What is expected —
Within the listing below, locate all lines containing the word "oggetti". Copy each one.

Records for this exercise —
───
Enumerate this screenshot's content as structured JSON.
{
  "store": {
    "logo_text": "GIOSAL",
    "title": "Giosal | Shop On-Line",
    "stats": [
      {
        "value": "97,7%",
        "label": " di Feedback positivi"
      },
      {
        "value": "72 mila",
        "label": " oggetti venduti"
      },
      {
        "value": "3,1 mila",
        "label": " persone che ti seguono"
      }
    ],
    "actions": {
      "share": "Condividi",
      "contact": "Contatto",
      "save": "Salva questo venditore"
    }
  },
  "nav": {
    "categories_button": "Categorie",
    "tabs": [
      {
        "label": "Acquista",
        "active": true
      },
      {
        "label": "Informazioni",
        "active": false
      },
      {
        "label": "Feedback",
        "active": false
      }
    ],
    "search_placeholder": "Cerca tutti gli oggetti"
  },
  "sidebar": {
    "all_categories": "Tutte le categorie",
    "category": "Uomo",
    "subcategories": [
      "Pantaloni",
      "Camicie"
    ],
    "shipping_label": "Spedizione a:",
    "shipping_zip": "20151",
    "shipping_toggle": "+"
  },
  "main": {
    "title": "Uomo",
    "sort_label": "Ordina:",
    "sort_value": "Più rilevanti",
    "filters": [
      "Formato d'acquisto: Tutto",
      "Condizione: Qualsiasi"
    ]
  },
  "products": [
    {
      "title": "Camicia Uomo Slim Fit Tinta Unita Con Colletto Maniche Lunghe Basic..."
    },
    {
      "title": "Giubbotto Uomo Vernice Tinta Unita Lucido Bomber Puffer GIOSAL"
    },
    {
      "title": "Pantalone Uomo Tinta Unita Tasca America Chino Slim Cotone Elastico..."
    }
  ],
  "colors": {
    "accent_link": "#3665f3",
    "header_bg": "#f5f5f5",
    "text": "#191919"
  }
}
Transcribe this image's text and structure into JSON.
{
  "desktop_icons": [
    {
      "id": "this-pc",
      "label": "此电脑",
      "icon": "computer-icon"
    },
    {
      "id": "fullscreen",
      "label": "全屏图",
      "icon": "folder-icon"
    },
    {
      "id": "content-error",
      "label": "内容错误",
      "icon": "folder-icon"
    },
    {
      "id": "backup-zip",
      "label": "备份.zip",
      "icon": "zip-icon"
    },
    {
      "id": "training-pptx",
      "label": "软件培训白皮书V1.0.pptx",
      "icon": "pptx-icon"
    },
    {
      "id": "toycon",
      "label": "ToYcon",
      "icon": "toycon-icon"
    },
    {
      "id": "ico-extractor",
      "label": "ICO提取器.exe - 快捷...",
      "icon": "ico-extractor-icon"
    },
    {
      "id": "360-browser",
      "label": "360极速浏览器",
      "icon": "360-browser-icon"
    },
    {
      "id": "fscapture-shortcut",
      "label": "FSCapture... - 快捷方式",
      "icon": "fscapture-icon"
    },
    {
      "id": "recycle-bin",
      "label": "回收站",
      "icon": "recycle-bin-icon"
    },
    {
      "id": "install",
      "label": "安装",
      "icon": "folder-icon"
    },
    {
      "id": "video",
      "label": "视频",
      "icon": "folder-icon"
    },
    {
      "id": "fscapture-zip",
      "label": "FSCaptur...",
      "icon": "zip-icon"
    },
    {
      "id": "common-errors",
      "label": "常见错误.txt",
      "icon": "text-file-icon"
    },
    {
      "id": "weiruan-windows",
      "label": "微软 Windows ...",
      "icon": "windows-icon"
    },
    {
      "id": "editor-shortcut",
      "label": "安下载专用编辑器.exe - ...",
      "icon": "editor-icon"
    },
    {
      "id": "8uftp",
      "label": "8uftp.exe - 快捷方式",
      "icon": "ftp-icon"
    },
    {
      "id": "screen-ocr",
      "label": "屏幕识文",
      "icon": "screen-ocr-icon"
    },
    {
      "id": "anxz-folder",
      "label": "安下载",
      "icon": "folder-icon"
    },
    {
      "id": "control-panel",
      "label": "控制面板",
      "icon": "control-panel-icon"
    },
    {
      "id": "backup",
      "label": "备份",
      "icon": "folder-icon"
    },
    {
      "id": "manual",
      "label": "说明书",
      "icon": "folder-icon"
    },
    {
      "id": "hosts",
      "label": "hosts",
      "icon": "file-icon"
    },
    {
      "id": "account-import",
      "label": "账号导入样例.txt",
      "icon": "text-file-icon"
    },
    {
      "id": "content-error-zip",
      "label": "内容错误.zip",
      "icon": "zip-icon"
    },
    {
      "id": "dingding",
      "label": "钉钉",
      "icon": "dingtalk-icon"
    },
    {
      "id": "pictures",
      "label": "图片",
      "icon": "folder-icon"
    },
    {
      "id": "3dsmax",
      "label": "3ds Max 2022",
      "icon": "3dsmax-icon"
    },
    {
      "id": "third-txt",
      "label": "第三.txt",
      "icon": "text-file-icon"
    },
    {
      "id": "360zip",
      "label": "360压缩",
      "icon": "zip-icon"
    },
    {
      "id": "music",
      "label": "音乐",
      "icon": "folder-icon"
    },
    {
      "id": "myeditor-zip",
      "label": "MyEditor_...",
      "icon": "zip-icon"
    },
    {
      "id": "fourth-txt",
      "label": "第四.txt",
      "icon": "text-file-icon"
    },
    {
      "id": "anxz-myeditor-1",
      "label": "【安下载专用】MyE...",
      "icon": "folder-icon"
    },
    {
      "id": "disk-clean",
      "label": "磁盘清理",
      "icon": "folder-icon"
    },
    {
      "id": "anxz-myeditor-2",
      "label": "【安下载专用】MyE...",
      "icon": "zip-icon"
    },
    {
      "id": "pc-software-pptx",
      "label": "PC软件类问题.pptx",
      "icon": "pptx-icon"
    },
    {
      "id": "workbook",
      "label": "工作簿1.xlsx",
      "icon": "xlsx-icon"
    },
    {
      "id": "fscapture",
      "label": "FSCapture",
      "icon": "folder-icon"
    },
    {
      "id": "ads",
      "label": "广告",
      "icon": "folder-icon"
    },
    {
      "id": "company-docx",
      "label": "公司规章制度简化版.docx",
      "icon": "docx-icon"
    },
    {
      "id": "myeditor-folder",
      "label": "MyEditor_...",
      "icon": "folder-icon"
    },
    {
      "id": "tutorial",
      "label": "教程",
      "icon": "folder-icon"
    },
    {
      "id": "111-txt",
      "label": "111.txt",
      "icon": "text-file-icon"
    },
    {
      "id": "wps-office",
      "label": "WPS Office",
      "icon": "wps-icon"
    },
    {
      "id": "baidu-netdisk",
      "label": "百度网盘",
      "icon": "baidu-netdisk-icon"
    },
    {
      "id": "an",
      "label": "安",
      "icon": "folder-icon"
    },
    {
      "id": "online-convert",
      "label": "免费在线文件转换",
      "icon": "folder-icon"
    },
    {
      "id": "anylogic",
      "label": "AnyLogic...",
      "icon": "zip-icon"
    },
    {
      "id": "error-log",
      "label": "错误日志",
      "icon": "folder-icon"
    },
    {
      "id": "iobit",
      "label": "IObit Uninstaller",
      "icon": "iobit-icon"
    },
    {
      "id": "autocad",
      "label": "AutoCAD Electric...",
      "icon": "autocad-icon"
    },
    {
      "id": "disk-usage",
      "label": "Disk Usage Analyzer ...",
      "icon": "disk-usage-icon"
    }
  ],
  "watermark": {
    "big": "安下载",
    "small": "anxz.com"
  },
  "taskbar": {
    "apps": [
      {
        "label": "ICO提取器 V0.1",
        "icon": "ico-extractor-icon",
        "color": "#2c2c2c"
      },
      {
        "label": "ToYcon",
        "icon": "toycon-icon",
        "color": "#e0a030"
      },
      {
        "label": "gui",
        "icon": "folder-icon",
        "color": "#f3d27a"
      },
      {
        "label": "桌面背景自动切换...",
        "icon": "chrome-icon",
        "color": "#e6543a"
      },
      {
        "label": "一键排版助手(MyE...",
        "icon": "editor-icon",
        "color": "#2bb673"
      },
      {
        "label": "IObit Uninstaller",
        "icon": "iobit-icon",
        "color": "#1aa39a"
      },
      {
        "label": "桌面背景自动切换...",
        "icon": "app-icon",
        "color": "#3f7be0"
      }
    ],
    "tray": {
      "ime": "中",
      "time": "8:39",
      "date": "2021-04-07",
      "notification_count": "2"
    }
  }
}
───
Task solution —
        "label": " oggetti venduti"
    "search_placeholder": "Cerca tutti gli oggetti"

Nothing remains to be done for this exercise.